**Entries supplied:**
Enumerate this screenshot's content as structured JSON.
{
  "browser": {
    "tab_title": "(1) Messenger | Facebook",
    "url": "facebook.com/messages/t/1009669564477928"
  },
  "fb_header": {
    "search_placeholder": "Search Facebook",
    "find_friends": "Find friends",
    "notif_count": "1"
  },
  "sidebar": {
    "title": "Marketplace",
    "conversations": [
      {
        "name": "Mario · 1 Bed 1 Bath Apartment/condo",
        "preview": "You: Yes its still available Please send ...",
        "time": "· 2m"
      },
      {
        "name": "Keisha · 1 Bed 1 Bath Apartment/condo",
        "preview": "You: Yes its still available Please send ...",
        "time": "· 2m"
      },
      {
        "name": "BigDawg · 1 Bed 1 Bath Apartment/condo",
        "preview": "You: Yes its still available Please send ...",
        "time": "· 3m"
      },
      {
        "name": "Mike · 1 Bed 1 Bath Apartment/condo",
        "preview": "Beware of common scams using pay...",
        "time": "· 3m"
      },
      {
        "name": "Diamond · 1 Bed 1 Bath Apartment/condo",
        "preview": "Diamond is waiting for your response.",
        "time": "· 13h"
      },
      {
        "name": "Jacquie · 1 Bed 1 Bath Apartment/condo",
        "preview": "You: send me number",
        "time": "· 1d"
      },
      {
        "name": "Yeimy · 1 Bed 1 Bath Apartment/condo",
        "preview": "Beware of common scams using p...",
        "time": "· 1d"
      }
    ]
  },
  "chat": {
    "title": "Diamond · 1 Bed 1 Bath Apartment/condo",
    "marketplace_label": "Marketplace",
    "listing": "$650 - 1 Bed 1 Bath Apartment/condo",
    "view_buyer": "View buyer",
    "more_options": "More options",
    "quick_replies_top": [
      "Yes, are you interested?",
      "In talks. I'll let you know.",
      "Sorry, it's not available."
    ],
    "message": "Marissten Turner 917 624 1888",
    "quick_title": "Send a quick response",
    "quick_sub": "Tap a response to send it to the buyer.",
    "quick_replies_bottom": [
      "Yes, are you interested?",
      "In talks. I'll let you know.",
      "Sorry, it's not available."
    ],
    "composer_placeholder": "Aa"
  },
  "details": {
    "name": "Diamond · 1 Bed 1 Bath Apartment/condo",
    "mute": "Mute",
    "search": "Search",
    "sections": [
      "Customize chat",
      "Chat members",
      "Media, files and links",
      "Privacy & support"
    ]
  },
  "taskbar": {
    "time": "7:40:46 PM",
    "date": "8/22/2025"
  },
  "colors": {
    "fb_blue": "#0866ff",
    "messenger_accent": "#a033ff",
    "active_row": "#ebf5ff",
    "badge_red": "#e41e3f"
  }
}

**Aim:**
Copy out every entry again, exactly as it was given.

**Expected answer:**
Enumerate this screenshot's content as structured JSON.
{
  "browser": {
    "tab_title": "(1) Messenger | Facebook",
    "url": "facebook.com/messages/t/1009669564477928"
  },
  "fb_header": {
    "search_placeholder": "Search Facebook",
    "find_friends": "Find friends",
    "notif_count": "1"
  },
  "sidebar": {
    "title": "Marketplace",
    "conversations": [
      {
        "name": "Mario · 1 Bed 1 Bath Apartment/condo",
        "preview": "You: Yes its still available Please send ...",
        "time": "· 2m"
      },
      {
        "name": "Keisha · 1 Bed 1 Bath Apartment/condo",
        "preview": "You: Yes its still available Please send ...",
        "time": "· 2m"
      },
      {
        "name": "BigDawg · 1 Bed 1 Bath Apartment/condo",
        "preview": "You: Yes its still available Please send ...",
        "time": "· 3m"
      },
      {
        "name": "Mike · 1 Bed 1 Bath Apartment/condo",
        "preview": "Beware of common scams using pay...",
        "time": "· 3m"
      },
      {
        "name": "Diamond · 1 Bed 1 Bath Apartment/condo",
        "preview": "Diamond is waiting for your response.",
        "time": "· 13h"
      },
      {
        "name": "Jacquie · 1 Bed 1 Bath Apartment/condo",
        "preview": "You: send me number",
        "time": "· 1d"
      },
      {
        "name": "Yeimy · 1 Bed 1 Bath Apartment/condo",
        "preview": "Beware of common scams using p...",
        "time": "· 1d"
      }
    ]
  },
  "chat": {
    "title": "Diamond · 1 Bed 1 Bath Apartment/condo",
    "marketplace_label": "Marketplace",
    "listing": "$650 - 1 Bed 1 Bath Apartment/condo",
    "view_buyer": "View buyer",
    "more_options": "More options",
    "quick_replies_top": [
      "Yes, are you interested?",
      "In talks. I'll let you know.",
      "Sorry, it's not available."
    ],
    "message": "Marissten Turner 917 624 1888",
    "quick_title": "Send a quick response",
    "quick_sub": "Tap a response to send it to the buyer.",
    "quick_replies_bottom": [
      "Yes, are you interested?",
      "In talks. I'll let you know.",
      "Sorry, it's not available."
    ],
    "composer_placeholder": "Aa"
  },
  "details": {
    "name": "Diamond · 1 Bed 1 Bath Apartment/condo",
    "mute": "Mute",
    "search": "Search",
    "sections": [
      "Customize chat",
      "Chat members",
      "Media, files and links",
      "Privacy & support"
    ]
  },
  "taskbar": {
    "time": "7:40:46 PM",
    "date": "8/22/2025"
  },
  "colors": {
    "fb_blue": "#0866ff",
    "messenger_accent": "#a033ff",
    "active_row": "#ebf5ff",
    "badge_red": "#e41e3f"
  }
}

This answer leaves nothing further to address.